• _Prompt_:
Reproduce the material word for word; the images stay out.
______________________________
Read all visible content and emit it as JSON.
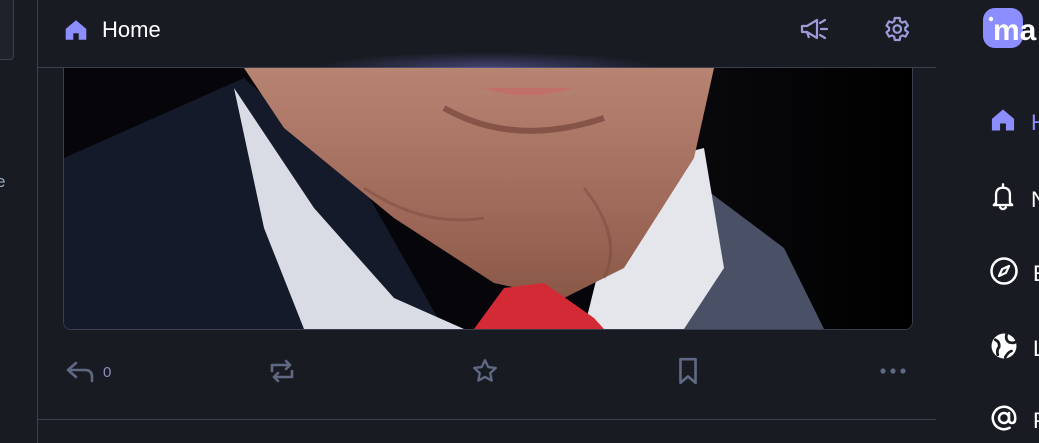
{
  "header": {
    "title": "Home",
    "home_icon": "home-icon",
    "announcements_icon": "megaphone-icon",
    "settings_icon": "gear-icon"
  },
  "post": {
    "media_alt": "",
    "actions": {
      "reply_count": "0",
      "reply_icon": "reply-icon",
      "boost_icon": "boost-icon",
      "favourite_icon": "star-icon",
      "bookmark_icon": "bookmark-icon",
      "more_icon": "more-icon"
    }
  },
  "left_column": {
    "fragment": "e"
  },
  "logo": {
    "text": "ma",
    "icon": "mastodon-logo"
  },
  "navigation": [
    {
      "label": "H",
      "icon": "home-icon",
      "active": true
    },
    {
      "label": "N",
      "icon": "bell-icon",
      "active": false
    },
    {
      "label": "E",
      "icon": "compass-icon",
      "active": false
    },
    {
      "label": "L",
      "icon": "globe-icon",
      "active": false
    },
    {
      "label": "P",
      "icon": "at-icon",
      "active": false
    }
  ],
  "colors": {
    "background": "#191b22",
    "border": "#393f4f",
    "accent": "#8c8dff",
    "icon_muted": "#606984"
  }
}
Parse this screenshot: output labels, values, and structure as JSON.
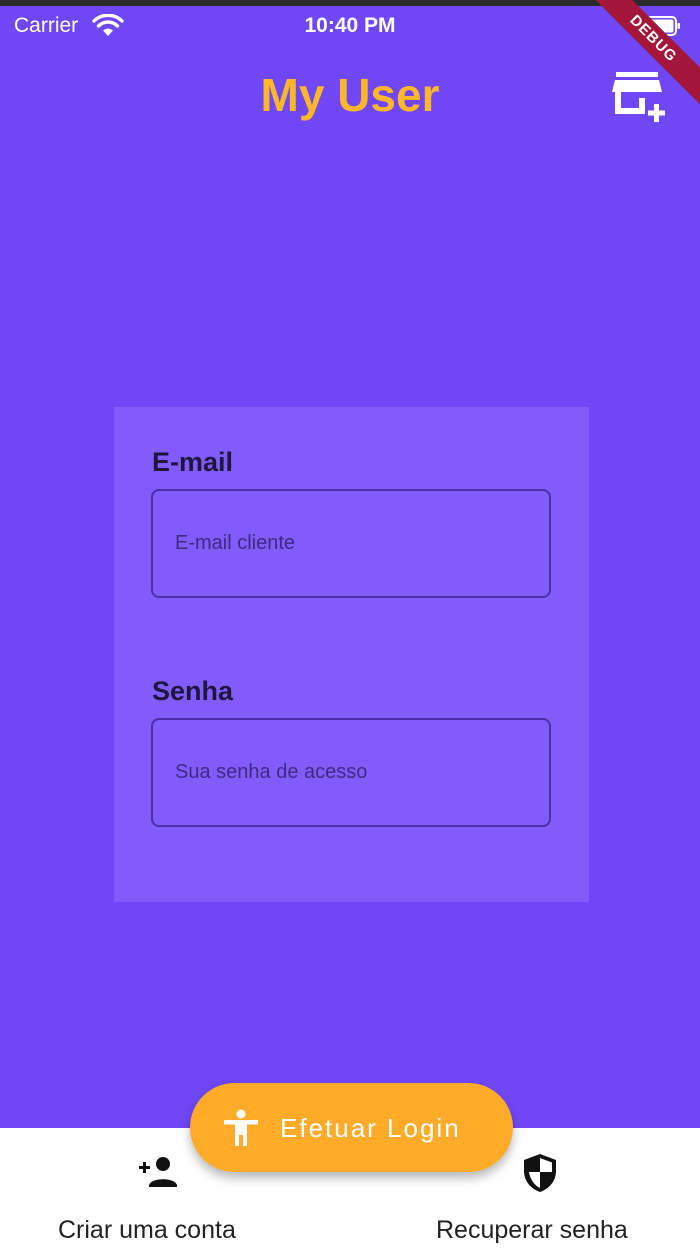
______________________________
• _Answer to this problem_:
Read all visible content and emit it as JSON.
{
  "header": {
    "title": "Home",
    "home_icon": "home-icon",
    "announcements_icon": "megaphone-icon",
    "settings_icon": "gear-icon"
  },
  "post": {
    "media_alt": "",
    "actions": {
      "reply_count": "0",
      "reply_icon": "reply-icon",
      "boost_icon": "boost-icon",
      "favourite_icon": "star-icon",
      "bookmark_icon": "bookmark-icon",
      "more_icon": "more-icon"
    }
  },
  "left_column": {
    "fragment": "e"
  },
  "logo": {
    "text": "ma",
    "icon": "mastodon-logo"
  },
  "navigation": [
    {
      "label": "H",
      "icon": "home-icon",
      "active": true
    },
    {
      "label": "N",
      "icon": "bell-icon",
      "active": false
    },
    {
      "label": "E",
      "icon": "compass-icon",
      "active": false
    },
    {
      "label": "L",
      "icon": "globe-icon",
      "active": false
    },
    {
      "label": "P",
      "icon": "at-icon",
      "active": false
    }
  ],
  "colors": {
    "background": "#191b22",
    "border": "#393f4f",
    "accent": "#8c8dff",
    "icon_muted": "#606984"
  }
}
Parse this screenshot: output labels, values, and structure as JSON.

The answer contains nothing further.